> **CHALLENGE**
For the data below, report the number of lines that contain the string "this" and nothing else.

> **THE DATA**
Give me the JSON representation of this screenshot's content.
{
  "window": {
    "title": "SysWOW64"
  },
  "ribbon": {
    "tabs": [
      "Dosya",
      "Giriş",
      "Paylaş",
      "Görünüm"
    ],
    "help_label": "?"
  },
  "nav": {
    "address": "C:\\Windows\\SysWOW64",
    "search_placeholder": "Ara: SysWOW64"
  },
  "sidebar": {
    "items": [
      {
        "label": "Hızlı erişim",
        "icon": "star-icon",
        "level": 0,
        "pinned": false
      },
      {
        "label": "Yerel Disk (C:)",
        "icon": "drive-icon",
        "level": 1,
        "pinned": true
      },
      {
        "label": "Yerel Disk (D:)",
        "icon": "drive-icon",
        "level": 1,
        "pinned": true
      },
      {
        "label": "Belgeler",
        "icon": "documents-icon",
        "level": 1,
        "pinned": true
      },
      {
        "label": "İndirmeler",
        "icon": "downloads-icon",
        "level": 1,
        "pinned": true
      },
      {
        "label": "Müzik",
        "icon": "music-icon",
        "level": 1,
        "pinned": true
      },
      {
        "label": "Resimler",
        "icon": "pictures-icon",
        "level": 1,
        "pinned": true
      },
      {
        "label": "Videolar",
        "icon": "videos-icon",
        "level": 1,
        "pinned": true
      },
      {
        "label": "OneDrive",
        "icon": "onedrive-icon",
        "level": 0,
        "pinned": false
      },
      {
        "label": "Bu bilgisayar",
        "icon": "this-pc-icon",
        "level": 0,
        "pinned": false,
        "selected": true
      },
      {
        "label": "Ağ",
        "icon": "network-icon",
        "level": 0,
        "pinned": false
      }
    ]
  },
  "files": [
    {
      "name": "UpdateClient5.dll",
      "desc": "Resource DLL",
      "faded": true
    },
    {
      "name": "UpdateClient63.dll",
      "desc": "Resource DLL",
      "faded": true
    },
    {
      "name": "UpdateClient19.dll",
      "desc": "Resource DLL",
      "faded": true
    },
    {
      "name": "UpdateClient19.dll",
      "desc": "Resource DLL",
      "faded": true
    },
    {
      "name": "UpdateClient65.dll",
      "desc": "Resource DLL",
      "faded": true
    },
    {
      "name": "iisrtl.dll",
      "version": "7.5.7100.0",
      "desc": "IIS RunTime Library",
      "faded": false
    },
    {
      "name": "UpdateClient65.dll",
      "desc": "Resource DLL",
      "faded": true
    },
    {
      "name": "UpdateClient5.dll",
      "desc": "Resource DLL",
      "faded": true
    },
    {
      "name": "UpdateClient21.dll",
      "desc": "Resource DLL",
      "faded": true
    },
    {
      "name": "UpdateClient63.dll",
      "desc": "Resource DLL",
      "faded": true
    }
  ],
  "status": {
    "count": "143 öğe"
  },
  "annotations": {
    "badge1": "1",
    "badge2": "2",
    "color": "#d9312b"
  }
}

> **ANSWER BELOW**
2